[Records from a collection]
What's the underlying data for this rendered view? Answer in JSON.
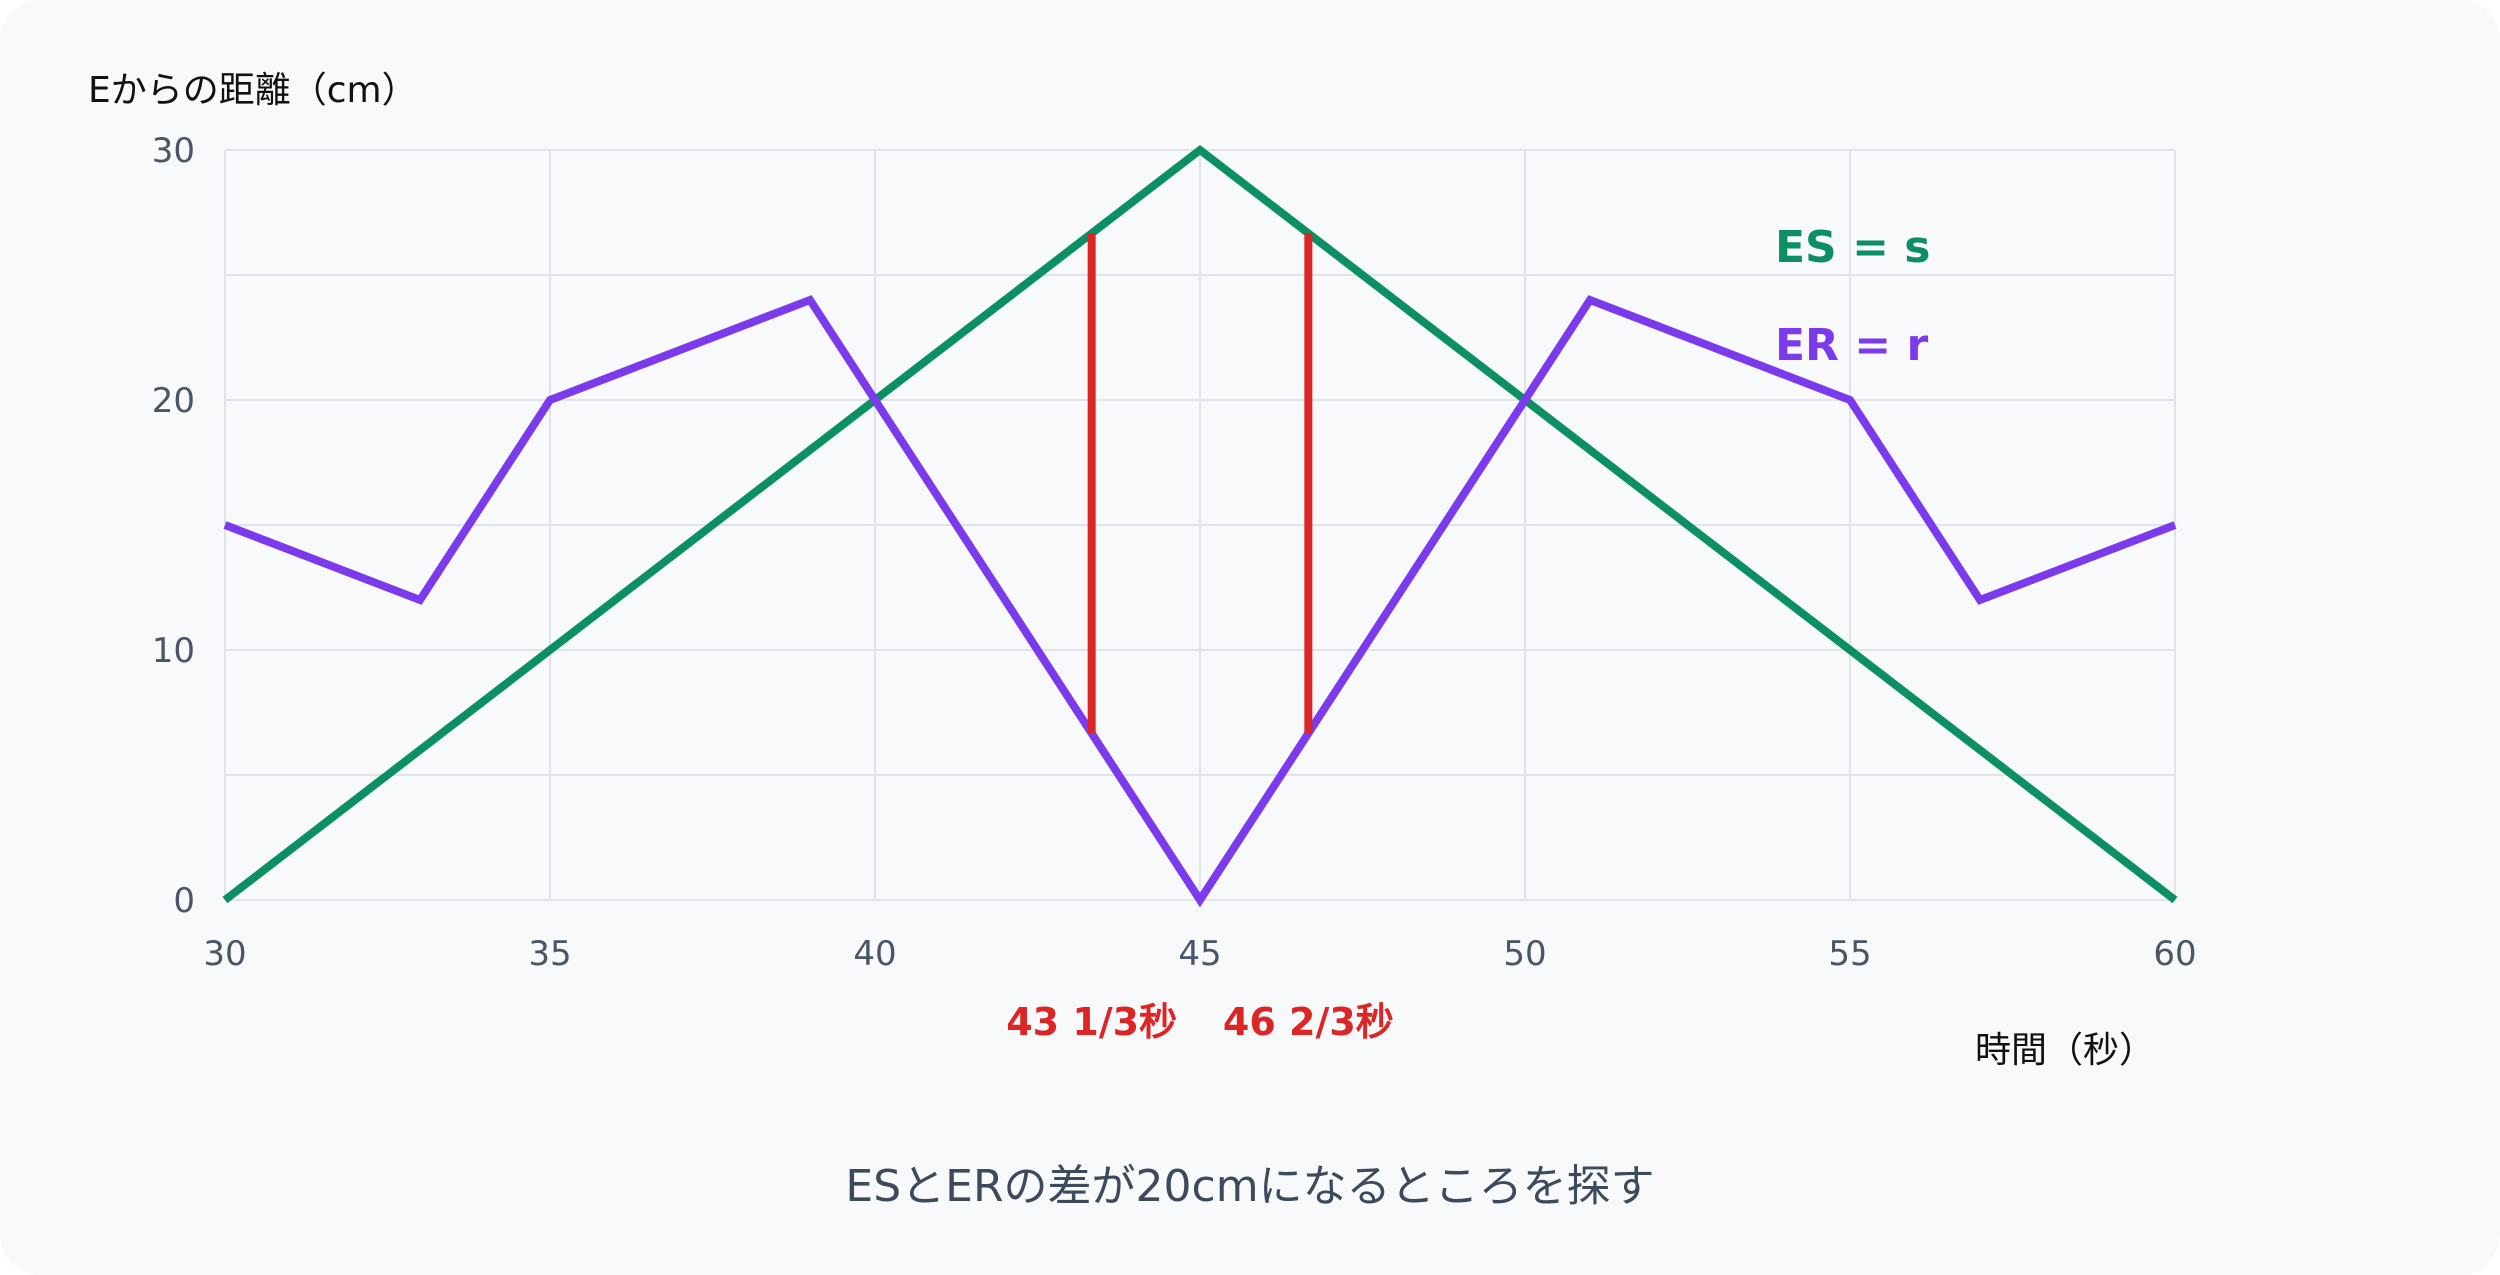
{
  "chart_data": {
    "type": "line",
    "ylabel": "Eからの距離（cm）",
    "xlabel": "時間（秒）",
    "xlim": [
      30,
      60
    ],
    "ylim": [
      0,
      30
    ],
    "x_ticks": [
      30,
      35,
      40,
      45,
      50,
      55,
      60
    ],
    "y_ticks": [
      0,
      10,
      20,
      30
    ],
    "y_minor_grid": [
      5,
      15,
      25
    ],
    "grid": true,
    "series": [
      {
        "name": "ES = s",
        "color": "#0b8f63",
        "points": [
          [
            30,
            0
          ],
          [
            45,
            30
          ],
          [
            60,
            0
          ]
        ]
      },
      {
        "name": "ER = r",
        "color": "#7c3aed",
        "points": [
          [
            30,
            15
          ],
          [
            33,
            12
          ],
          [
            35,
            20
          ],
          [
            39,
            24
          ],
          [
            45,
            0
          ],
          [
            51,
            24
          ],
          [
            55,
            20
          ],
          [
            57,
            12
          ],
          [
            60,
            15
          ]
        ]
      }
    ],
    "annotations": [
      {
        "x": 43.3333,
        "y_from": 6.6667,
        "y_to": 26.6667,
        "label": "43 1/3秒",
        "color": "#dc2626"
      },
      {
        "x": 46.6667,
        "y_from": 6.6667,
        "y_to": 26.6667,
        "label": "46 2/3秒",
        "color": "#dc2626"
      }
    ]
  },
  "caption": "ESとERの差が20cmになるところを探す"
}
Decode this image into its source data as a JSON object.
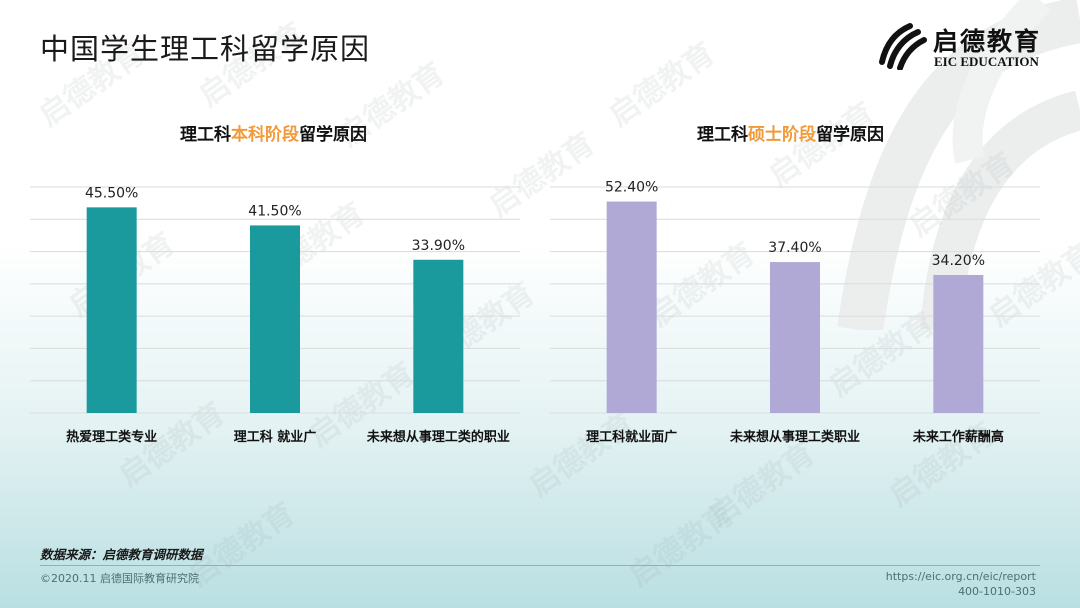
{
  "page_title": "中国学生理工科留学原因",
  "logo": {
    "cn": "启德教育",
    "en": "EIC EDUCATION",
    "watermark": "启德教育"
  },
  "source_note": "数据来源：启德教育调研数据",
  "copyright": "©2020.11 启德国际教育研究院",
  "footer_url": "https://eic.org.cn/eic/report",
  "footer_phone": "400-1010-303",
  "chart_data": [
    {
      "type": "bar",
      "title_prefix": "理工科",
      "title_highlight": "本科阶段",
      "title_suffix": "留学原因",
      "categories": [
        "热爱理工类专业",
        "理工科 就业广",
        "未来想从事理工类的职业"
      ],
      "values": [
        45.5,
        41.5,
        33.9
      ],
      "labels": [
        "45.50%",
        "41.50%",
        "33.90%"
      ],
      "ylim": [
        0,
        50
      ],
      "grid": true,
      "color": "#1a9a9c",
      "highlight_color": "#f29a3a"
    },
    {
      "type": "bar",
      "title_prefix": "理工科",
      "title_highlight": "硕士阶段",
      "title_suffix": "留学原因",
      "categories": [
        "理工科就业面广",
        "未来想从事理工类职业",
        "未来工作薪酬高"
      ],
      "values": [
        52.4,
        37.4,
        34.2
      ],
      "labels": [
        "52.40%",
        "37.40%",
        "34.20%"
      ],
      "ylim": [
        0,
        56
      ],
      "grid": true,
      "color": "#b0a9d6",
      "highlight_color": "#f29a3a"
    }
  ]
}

## PROBLEM STATEMENT
Return the listing above word for word, with the pictures removed.

## PROBLEM SOLUTION
What's the underlying data for this rendered view? Answer in JSON.
{
  "chart_data": {
    "type": "line",
    "ylabel": "Eからの距離（cm）",
    "xlabel": "時間（秒）",
    "xlim": [
      30,
      60
    ],
    "ylim": [
      0,
      30
    ],
    "x_ticks": [
      30,
      35,
      40,
      45,
      50,
      55,
      60
    ],
    "y_ticks": [
      0,
      10,
      20,
      30
    ],
    "y_minor_grid": [
      5,
      15,
      25
    ],
    "grid": true,
    "series": [
      {
        "name": "ES = s",
        "color": "#0b8f63",
        "points": [
          [
            30,
            0
          ],
          [
            45,
            30
          ],
          [
            60,
            0
          ]
        ]
      },
      {
        "name": "ER = r",
        "color": "#7c3aed",
        "points": [
          [
            30,
            15
          ],
          [
            33,
            12
          ],
          [
            35,
            20
          ],
          [
            39,
            24
          ],
          [
            45,
            0
          ],
          [
            51,
            24
          ],
          [
            55,
            20
          ],
          [
            57,
            12
          ],
          [
            60,
            15
          ]
        ]
      }
    ],
    "annotations": [
      {
        "x": 43.3333,
        "y_from": 6.6667,
        "y_to": 26.6667,
        "label": "43 1/3秒",
        "color": "#dc2626"
      },
      {
        "x": 46.6667,
        "y_from": 6.6667,
        "y_to": 26.6667,
        "label": "46 2/3秒",
        "color": "#dc2626"
      }
    ]
  },
  "caption": "ESとERの差が20cmになるところを探す"
}
Decode this image into its source data as a JSON object.
{
  "page_title": "中国学生理工科留学原因",
  "logo": {
    "cn": "启德教育",
    "en": "EIC EDUCATION",
    "watermark": "启德教育"
  },
  "source_note": "数据来源：启德教育调研数据",
  "copyright": "©2020.11 启德国际教育研究院",
  "footer_url": "https://eic.org.cn/eic/report",
  "footer_phone": "400-1010-303",
  "chart_data": [
    {
      "type": "bar",
      "title_prefix": "理工科",
      "title_highlight": "本科阶段",
      "title_suffix": "留学原因",
      "categories": [
        "热爱理工类专业",
        "理工科 就业广",
        "未来想从事理工类的职业"
      ],
      "values": [
        45.5,
        41.5,
        33.9
      ],
      "labels": [
        "45.50%",
        "41.50%",
        "33.90%"
      ],
      "ylim": [
        0,
        50
      ],
      "grid": true,
      "color": "#1a9a9c",
      "highlight_color": "#f29a3a"
    },
    {
      "type": "bar",
      "title_prefix": "理工科",
      "title_highlight": "硕士阶段",
      "title_suffix": "留学原因",
      "categories": [
        "理工科就业面广",
        "未来想从事理工类职业",
        "未来工作薪酬高"
      ],
      "values": [
        52.4,
        37.4,
        34.2
      ],
      "labels": [
        "52.40%",
        "37.40%",
        "34.20%"
      ],
      "ylim": [
        0,
        56
      ],
      "grid": true,
      "color": "#b0a9d6",
      "highlight_color": "#f29a3a"
    }
  ]
}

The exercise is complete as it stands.